Recorded information:
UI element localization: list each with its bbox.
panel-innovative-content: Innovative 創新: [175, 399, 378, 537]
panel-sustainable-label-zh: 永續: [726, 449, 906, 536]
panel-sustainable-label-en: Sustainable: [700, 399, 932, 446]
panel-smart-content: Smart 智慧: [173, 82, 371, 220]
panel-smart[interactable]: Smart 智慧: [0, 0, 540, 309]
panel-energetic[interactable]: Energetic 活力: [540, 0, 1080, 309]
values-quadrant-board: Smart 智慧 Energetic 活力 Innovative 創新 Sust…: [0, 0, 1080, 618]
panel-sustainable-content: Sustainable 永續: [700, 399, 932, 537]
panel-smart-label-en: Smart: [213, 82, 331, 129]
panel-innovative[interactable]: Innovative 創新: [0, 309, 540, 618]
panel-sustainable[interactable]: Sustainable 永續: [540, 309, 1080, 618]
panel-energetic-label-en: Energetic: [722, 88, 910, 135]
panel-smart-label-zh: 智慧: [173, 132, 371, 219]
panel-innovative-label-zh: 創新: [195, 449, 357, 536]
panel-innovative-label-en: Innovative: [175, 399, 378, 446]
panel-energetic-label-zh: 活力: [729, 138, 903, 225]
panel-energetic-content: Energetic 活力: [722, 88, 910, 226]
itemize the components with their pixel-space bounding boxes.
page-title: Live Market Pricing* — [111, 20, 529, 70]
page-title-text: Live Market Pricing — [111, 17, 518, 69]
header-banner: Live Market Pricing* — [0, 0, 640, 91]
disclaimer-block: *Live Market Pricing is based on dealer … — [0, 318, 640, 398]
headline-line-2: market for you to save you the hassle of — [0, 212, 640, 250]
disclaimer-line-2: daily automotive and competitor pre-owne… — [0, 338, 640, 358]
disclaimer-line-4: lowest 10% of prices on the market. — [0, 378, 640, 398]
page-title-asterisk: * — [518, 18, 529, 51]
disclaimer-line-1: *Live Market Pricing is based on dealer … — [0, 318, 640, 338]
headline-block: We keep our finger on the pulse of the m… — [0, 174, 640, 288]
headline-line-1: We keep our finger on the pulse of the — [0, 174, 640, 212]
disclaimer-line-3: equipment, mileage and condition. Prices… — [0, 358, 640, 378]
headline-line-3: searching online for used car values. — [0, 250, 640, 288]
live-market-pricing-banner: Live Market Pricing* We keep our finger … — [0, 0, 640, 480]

Task requirements: Quote verbatim the rows from the first one through the row containing "panel-innovative-label-en: Innovative: [175, 399, 378, 446]", including both ends.

Solution:
UI element localization: list each with its bbox.
panel-innovative-content: Innovative 創新: [175, 399, 378, 537]
panel-sustainable-label-zh: 永續: [726, 449, 906, 536]
panel-sustainable-label-en: Sustainable: [700, 399, 932, 446]
panel-smart-content: Smart 智慧: [173, 82, 371, 220]
panel-smart[interactable]: Smart 智慧: [0, 0, 540, 309]
panel-energetic[interactable]: Energetic 活力: [540, 0, 1080, 309]
values-quadrant-board: Smart 智慧 Energetic 活力 Innovative 創新 Sust…: [0, 0, 1080, 618]
panel-sustainable-content: Sustainable 永續: [700, 399, 932, 537]
panel-smart-label-en: Smart: [213, 82, 331, 129]
panel-innovative[interactable]: Innovative 創新: [0, 309, 540, 618]
panel-sustainable[interactable]: Sustainable 永續: [540, 309, 1080, 618]
panel-energetic-label-en: Energetic: [722, 88, 910, 135]
panel-smart-label-zh: 智慧: [173, 132, 371, 219]
panel-innovative-label-zh: 創新: [195, 449, 357, 536]
panel-innovative-label-en: Innovative: [175, 399, 378, 446]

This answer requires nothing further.